# START OF Information given

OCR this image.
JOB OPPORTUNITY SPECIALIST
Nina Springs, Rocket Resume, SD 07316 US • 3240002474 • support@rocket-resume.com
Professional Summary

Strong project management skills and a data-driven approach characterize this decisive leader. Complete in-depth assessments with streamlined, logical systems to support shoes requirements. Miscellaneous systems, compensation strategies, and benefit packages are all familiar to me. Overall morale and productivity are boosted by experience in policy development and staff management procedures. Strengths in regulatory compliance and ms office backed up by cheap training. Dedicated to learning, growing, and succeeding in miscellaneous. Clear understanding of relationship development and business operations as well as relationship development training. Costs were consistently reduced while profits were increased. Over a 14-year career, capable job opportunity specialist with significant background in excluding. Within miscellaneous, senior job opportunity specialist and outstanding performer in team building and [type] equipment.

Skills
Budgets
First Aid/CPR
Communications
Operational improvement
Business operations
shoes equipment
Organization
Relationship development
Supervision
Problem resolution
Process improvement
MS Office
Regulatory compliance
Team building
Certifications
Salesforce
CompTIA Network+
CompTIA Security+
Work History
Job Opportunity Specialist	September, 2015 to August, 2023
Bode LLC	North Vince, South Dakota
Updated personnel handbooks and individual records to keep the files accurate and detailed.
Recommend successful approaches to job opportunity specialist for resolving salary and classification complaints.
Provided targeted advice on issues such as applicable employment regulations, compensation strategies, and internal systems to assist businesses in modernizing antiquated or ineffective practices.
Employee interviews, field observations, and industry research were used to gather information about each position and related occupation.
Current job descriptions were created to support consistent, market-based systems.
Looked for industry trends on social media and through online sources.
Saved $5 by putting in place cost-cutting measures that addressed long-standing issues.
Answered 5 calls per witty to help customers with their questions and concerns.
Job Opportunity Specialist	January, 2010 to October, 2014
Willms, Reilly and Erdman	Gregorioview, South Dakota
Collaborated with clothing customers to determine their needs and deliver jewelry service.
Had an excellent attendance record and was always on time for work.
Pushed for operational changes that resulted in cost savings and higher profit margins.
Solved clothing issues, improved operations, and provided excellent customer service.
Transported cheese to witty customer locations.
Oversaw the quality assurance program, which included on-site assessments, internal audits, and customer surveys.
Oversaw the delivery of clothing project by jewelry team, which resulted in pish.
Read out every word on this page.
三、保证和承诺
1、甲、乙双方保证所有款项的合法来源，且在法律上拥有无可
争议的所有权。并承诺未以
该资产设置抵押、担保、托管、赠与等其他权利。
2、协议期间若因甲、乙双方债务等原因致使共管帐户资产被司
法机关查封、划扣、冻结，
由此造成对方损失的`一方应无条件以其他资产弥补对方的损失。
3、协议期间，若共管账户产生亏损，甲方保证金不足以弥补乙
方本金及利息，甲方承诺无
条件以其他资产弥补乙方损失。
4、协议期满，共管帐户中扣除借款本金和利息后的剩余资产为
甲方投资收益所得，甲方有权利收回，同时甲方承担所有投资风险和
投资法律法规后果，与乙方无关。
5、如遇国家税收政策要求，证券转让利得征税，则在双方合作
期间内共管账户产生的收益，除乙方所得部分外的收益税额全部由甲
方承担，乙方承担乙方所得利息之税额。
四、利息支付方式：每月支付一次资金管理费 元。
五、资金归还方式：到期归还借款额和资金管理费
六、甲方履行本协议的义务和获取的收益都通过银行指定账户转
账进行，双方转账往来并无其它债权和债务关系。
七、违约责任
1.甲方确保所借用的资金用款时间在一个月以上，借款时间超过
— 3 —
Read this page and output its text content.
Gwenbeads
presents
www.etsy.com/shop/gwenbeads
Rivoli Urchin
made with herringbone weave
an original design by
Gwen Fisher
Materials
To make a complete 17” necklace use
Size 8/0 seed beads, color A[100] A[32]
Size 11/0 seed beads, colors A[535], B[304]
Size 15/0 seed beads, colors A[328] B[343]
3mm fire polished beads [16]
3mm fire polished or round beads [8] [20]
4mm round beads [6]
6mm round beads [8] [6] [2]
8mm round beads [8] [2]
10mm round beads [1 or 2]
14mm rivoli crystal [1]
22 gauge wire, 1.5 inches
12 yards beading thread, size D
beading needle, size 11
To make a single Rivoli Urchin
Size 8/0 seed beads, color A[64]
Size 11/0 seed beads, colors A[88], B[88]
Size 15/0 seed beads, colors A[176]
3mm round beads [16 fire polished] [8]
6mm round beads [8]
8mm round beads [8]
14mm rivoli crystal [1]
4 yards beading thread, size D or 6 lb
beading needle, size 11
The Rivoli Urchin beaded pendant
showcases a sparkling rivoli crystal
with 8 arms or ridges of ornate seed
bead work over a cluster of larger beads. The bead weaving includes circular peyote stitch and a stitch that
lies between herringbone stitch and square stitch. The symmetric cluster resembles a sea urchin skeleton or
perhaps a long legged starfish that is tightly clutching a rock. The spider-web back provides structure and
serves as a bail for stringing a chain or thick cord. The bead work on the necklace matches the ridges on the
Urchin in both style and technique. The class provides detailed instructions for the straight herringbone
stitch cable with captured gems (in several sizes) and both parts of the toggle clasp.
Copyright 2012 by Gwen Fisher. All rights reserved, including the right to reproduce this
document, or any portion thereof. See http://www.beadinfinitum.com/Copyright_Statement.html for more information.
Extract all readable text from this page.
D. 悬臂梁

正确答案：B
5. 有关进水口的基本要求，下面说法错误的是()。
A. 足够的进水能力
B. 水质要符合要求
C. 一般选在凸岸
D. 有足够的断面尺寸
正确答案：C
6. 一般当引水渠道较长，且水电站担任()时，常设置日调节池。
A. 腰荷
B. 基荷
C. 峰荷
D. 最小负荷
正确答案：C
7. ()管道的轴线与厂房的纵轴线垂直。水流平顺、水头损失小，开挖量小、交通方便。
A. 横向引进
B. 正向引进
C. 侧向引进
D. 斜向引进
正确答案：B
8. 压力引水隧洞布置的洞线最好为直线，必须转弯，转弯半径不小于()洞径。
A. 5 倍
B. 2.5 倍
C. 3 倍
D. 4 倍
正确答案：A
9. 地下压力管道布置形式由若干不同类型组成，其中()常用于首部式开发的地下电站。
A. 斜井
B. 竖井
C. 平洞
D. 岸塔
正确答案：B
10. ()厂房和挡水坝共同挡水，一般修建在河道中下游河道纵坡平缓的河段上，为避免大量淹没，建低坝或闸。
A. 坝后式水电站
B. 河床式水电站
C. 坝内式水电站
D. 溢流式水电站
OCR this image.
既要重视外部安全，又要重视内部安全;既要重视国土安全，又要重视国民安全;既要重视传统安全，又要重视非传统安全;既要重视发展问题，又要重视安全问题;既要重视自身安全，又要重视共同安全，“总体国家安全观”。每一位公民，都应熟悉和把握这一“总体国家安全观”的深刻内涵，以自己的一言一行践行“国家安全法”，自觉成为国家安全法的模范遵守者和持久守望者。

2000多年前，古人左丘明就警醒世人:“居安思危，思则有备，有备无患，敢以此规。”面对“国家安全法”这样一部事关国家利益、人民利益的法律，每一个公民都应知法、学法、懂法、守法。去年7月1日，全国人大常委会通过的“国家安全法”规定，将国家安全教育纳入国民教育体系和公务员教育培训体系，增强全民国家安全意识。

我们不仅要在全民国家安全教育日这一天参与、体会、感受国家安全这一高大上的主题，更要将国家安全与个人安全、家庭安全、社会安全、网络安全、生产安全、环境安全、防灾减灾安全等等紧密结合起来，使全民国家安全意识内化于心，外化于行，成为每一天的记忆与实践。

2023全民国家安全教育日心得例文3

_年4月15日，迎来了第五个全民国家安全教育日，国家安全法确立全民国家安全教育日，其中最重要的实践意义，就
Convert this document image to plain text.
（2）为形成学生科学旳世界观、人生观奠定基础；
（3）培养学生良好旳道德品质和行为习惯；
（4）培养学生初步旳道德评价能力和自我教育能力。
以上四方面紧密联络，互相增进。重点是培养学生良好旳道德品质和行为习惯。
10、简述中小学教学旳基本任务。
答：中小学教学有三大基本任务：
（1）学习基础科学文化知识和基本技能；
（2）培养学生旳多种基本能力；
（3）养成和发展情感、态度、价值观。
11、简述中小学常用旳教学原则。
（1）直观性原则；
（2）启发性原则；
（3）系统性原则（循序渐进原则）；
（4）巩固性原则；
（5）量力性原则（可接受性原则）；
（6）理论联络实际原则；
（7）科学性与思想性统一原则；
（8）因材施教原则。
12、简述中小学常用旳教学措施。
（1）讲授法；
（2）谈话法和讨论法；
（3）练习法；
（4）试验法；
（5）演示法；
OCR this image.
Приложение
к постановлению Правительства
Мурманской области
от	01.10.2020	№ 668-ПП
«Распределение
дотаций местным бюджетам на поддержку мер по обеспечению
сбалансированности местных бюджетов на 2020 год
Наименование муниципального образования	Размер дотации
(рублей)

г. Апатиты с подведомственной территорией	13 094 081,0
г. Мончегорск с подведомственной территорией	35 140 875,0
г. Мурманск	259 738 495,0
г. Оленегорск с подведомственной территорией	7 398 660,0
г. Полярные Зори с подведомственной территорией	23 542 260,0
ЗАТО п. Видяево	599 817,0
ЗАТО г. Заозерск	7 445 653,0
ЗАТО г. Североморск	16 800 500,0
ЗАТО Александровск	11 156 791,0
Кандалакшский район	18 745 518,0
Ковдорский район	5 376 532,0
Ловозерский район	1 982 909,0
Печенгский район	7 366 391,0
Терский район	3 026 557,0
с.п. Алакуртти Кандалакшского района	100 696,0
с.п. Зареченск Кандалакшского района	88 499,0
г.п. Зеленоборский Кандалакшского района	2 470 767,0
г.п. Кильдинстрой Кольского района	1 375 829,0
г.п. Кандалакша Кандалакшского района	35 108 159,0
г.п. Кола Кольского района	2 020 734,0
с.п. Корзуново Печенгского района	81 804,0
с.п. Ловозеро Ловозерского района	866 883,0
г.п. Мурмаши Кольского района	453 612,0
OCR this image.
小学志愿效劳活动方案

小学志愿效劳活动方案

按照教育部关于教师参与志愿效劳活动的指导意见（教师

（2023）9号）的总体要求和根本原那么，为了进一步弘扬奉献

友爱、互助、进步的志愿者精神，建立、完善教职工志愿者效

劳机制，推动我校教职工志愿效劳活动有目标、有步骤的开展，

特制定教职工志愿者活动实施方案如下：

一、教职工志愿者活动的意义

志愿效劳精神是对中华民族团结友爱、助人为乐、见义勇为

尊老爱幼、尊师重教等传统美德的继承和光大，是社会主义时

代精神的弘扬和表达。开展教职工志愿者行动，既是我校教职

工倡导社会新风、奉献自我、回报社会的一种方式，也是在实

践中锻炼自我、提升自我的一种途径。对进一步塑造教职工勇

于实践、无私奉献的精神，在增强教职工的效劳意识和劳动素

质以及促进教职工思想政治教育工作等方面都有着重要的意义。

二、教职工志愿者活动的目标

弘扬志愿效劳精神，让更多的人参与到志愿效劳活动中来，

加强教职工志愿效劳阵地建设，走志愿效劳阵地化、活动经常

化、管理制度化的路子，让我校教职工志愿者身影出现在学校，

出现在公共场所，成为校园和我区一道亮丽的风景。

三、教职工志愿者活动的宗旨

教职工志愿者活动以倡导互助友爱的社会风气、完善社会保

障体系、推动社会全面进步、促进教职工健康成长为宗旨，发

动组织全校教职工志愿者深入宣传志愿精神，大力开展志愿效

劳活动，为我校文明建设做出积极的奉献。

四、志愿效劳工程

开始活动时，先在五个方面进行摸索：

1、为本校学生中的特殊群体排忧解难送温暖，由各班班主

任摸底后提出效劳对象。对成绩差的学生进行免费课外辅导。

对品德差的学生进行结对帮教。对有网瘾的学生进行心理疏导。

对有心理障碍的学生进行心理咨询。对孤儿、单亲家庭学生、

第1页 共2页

# END OF Information given

**Set exercise**: State, as a bare number, how many lines of the listing hold the word "their".

**Written answer**: 2